(Stored data)
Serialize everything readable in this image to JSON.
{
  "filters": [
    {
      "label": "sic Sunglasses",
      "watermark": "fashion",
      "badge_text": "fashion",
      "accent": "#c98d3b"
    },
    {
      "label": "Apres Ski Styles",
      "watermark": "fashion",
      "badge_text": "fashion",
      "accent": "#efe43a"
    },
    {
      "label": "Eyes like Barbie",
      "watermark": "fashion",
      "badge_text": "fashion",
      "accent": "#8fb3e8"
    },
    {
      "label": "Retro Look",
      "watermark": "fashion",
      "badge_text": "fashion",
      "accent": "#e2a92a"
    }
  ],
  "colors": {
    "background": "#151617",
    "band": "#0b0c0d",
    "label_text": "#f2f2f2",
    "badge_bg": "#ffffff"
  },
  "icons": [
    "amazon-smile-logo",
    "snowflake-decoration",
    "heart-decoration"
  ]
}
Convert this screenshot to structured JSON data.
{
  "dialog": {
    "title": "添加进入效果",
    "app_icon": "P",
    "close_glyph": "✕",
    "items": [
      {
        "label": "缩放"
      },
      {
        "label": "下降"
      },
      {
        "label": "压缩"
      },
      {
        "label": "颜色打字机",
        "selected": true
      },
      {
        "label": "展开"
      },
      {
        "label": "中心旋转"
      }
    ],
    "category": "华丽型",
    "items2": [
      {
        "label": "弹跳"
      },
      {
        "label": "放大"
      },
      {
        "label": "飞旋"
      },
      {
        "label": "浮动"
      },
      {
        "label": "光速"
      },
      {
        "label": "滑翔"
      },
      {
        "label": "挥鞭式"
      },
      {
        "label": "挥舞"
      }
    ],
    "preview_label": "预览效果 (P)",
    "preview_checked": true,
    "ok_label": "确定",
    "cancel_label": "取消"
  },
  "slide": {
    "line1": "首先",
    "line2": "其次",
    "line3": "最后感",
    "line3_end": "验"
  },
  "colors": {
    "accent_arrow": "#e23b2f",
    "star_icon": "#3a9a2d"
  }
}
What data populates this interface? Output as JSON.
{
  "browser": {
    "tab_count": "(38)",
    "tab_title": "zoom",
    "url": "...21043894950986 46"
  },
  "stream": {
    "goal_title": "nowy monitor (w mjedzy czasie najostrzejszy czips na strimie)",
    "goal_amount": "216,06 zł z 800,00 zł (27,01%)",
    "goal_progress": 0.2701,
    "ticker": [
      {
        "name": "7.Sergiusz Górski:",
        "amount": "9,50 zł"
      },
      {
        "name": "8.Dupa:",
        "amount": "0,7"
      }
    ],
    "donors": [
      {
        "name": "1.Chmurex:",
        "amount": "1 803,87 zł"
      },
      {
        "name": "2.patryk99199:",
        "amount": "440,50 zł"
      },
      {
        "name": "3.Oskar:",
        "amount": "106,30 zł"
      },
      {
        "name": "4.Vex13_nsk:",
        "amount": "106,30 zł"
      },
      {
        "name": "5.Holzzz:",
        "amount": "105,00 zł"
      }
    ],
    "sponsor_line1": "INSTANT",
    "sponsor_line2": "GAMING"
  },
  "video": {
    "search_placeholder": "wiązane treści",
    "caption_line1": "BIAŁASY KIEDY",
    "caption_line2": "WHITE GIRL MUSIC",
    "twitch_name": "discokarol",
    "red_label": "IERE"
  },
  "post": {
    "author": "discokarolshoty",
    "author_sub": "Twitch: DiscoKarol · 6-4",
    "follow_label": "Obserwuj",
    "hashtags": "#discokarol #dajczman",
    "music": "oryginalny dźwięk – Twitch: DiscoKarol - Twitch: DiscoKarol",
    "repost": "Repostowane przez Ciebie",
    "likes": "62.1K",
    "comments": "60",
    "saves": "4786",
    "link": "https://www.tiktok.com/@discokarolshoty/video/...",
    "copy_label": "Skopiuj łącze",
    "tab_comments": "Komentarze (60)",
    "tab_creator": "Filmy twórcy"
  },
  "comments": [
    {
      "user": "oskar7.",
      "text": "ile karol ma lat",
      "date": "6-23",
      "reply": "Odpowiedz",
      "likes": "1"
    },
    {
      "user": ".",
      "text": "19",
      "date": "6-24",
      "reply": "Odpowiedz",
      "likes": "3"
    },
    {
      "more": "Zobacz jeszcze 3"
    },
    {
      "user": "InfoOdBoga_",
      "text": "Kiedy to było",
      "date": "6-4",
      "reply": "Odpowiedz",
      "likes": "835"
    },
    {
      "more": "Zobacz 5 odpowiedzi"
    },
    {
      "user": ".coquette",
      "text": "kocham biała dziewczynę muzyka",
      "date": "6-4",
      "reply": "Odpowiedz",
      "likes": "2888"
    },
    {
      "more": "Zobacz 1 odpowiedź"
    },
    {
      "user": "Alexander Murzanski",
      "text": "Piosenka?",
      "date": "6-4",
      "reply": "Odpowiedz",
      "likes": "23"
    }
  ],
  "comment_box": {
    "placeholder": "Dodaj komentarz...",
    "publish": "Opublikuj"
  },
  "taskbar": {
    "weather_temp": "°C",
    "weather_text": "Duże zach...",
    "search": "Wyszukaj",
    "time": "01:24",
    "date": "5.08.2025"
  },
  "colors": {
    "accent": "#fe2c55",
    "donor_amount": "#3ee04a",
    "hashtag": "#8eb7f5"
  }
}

Exercise task » Write out the data again, exactly and in full.

Result »
Serialize everything readable in this image to JSON.
{
  "filters": [
    {
      "label": "sic Sunglasses",
      "watermark": "fashion",
      "badge_text": "fashion",
      "accent": "#c98d3b"
    },
    {
      "label": "Apres Ski Styles",
      "watermark": "fashion",
      "badge_text": "fashion",
      "accent": "#efe43a"
    },
    {
      "label": "Eyes like Barbie",
      "watermark": "fashion",
      "badge_text": "fashion",
      "accent": "#8fb3e8"
    },
    {
      "label": "Retro Look",
      "watermark": "fashion",
      "badge_text": "fashion",
      "accent": "#e2a92a"
    }
  ],
  "colors": {
    "background": "#151617",
    "band": "#0b0c0d",
    "label_text": "#f2f2f2",
    "badge_bg": "#ffffff"
  },
  "icons": [
    "amazon-smile-logo",
    "snowflake-decoration",
    "heart-decoration"
  ]
}
Convert this screenshot to structured JSON data.
{
  "dialog": {
    "title": "添加进入效果",
    "app_icon": "P",
    "close_glyph": "✕",
    "items": [
      {
        "label": "缩放"
      },
      {
        "label": "下降"
      },
      {
        "label": "压缩"
      },
      {
        "label": "颜色打字机",
        "selected": true
      },
      {
        "label": "展开"
      },
      {
        "label": "中心旋转"
      }
    ],
    "category": "华丽型",
    "items2": [
      {
        "label": "弹跳"
      },
      {
        "label": "放大"
      },
      {
        "label": "飞旋"
      },
      {
        "label": "浮动"
      },
      {
        "label": "光速"
      },
      {
        "label": "滑翔"
      },
      {
        "label": "挥鞭式"
      },
      {
        "label": "挥舞"
      }
    ],
    "preview_label": "预览效果 (P)",
    "preview_checked": true,
    "ok_label": "确定",
    "cancel_label": "取消"
  },
  "slide": {
    "line1": "首先",
    "line2": "其次",
    "line3": "最后感",
    "line3_end": "验"
  },
  "colors": {
    "accent_arrow": "#e23b2f",
    "star_icon": "#3a9a2d"
  }
}
What data populates this interface? Output as JSON.
{
  "browser": {
    "tab_count": "(38)",
    "tab_title": "zoom",
    "url": "...21043894950986 46"
  },
  "stream": {
    "goal_title": "nowy monitor (w mjedzy czasie najostrzejszy czips na strimie)",
    "goal_amount": "216,06 zł z 800,00 zł (27,01%)",
    "goal_progress": 0.2701,
    "ticker": [
      {
        "name": "7.Sergiusz Górski:",
        "amount": "9,50 zł"
      },
      {
        "name": "8.Dupa:",
        "amount": "0,7"
      }
    ],
    "donors": [
      {
        "name": "1.Chmurex:",
        "amount": "1 803,87 zł"
      },
      {
        "name": "2.patryk99199:",
        "amount": "440,50 zł"
      },
      {
        "name": "3.Oskar:",
        "amount": "106,30 zł"
      },
      {
        "name": "4.Vex13_nsk:",
        "amount": "106,30 zł"
      },
      {
        "name": "5.Holzzz:",
        "amount": "105,00 zł"
      }
    ],
    "sponsor_line1": "INSTANT",
    "sponsor_line2": "GAMING"
  },
  "video": {
    "search_placeholder": "wiązane treści",
    "caption_line1": "BIAŁASY KIEDY",
    "caption_line2": "WHITE GIRL MUSIC",
    "twitch_name": "discokarol",
    "red_label": "IERE"
  },
  "post": {
    "author": "discokarolshoty",
    "author_sub": "Twitch: DiscoKarol · 6-4",
    "follow_label": "Obserwuj",
    "hashtags": "#discokarol #dajczman",
    "music": "oryginalny dźwięk – Twitch: DiscoKarol - Twitch: DiscoKarol",
    "repost": "Repostowane przez Ciebie",
    "likes": "62.1K",
    "comments": "60",
    "saves": "4786",
    "link": "https://www.tiktok.com/@discokarolshoty/video/...",
    "copy_label": "Skopiuj łącze",
    "tab_comments": "Komentarze (60)",
    "tab_creator": "Filmy twórcy"
  },
  "comments": [
    {
      "user": "oskar7.",
      "text": "ile karol ma lat",
      "date": "6-23",
      "reply": "Odpowiedz",
      "likes": "1"
    },
    {
      "user": ".",
      "text": "19",
      "date": "6-24",
      "reply": "Odpowiedz",
      "likes": "3"
    },
    {
      "more": "Zobacz jeszcze 3"
    },
    {
      "user": "InfoOdBoga_",
      "text": "Kiedy to było",
      "date": "6-4",
      "reply": "Odpowiedz",
      "likes": "835"
    },
    {
      "more": "Zobacz 5 odpowiedzi"
    },
    {
      "user": ".coquette",
      "text": "kocham biała dziewczynę muzyka",
      "date": "6-4",
      "reply": "Odpowiedz",
      "likes": "2888"
    },
    {
      "more": "Zobacz 1 odpowiedź"
    },
    {
      "user": "Alexander Murzanski",
      "text": "Piosenka?",
      "date": "6-4",
      "reply": "Odpowiedz",
      "likes": "23"
    }
  ],
  "comment_box": {
    "placeholder": "Dodaj komentarz...",
    "publish": "Opublikuj"
  },
  "taskbar": {
    "weather_temp": "°C",
    "weather_text": "Duże zach...",
    "search": "Wyszukaj",
    "time": "01:24",
    "date": "5.08.2025"
  },
  "colors": {
    "accent": "#fe2c55",
    "donor_amount": "#3ee04a",
    "hashtag": "#8eb7f5"
  }
}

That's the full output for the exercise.